READING PASSAGE:
━━━━━━

Not Following the Crowd

July 2nd, 2014 : By Todd W. Griffith, Ph.D. :

Crowd modeling and swarm modeling have been used in simulation since the 1960s. I recall seeing a swarm model applied to a simulated flock of birds at a SIGGRAPH conference in the early 1990s. It was amazing to see such a realistic looking flock of birds emerge from fairly simple mathematical models. Each bird is an agent following a set of simple rules. The swarm emerges from the interaction of agents with each other with respect to distance, speed or other stimuli. Some swarms are affected by light, movement or chemistry. These kinds of models work well for flocking birds, swarming insects, shoaling fish or herding animals, so why not human crowds?

Discovery Machine, Inc. (DMI) has found that crowds of simple agents do not appear realistic from the ground or the air. The fact is that, unlike birds or fish, humans react differently to the same stimulus depending on their goals, motivations, emotional state, etc. DMI’s crowds emerge from a group of goal-directed individuals each with their own homes, places of work, and missions to attend to. The advantages are twofold: first, the realism from the air is qualitatively recognizable. It looks like people going about their lives; second, the reactions to events such as explosions show people reacting in many different ways. Some run to find their children, others run to help the injured, and most flee the area.

━━━━━━

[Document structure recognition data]

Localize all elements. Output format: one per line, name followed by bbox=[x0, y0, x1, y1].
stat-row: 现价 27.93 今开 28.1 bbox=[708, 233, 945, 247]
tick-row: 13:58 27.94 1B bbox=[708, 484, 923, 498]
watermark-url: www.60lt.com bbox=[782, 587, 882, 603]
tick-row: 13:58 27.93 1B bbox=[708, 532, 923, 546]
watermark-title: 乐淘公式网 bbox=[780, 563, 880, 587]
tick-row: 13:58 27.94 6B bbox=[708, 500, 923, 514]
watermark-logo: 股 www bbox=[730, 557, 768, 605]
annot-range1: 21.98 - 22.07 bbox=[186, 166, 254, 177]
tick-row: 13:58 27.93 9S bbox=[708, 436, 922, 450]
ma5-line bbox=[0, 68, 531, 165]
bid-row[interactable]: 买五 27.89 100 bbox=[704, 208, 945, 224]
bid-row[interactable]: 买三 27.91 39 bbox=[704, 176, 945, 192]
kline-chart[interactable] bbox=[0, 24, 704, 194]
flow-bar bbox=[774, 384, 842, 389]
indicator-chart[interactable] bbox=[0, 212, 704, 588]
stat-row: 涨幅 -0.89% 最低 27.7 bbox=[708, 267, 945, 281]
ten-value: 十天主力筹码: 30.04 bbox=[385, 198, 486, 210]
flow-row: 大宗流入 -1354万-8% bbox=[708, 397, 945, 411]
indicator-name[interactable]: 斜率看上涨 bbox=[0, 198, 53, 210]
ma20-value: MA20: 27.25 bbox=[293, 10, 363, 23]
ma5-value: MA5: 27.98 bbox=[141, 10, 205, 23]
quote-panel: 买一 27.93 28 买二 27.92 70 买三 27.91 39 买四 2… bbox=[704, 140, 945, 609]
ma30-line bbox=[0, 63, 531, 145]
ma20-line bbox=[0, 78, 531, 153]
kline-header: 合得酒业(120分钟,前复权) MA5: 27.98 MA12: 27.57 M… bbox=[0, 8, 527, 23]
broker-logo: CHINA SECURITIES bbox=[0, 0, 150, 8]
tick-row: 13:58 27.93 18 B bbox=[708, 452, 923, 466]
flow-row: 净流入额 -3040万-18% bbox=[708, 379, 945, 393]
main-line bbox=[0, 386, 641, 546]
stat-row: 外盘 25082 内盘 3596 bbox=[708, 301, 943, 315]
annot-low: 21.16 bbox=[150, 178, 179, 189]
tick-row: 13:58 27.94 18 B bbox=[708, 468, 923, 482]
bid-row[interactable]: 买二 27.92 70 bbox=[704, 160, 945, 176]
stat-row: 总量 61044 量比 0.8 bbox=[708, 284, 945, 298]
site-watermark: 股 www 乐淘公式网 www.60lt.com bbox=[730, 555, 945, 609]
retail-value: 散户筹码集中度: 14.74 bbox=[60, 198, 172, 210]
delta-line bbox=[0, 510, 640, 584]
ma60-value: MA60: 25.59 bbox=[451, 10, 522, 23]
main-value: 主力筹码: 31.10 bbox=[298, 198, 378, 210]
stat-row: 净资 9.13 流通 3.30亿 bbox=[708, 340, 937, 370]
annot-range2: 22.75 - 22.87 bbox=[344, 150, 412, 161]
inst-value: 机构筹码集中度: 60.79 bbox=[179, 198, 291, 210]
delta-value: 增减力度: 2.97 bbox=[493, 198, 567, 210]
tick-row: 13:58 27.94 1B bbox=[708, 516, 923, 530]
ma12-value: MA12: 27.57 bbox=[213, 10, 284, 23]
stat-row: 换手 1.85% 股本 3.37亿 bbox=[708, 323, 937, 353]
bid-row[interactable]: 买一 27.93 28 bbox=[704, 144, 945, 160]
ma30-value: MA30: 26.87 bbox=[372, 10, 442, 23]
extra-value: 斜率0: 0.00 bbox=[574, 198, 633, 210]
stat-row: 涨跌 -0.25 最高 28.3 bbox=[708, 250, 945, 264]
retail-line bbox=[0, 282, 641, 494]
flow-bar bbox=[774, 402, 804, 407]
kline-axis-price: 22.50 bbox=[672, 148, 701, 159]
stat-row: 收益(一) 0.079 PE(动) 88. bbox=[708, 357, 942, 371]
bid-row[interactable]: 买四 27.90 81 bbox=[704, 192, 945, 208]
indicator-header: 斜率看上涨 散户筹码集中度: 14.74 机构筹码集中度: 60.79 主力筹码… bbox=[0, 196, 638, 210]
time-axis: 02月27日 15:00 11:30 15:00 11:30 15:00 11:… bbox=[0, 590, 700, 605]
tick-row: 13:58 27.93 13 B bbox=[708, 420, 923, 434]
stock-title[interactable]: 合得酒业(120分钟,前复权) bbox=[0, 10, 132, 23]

━━━━━━

WHAT IS REQUIRED:
Rewrite the crowd modeling passage from "July 2nd, 2014" down to "not human crowds?", putting "starlings" wherever "birds" appears.

ANSWER TO THIS PROBLEM:
July 2nd, 2014 : By Todd W. Griffith, Ph.D. :

Crowd modeling and swarm modeling have been used in simulation since the 1960s. I recall seeing a swarm model applied to a simulated flock of starlings at a SIGGRAPH conference in the early 1990s. It was amazing to see such a realistic looking flock of starlings emerge from fairly simple mathematical models. Each bird is an agent following a set of simple rules. The swarm emerges from the interaction of agents with each other with respect to distance, speed or other stimuli. Some swarms are affected by light, movement or chemistry. These kinds of models work well for flocking starlings, swarming insects, shoaling fish or herding animals, so why not human crowds?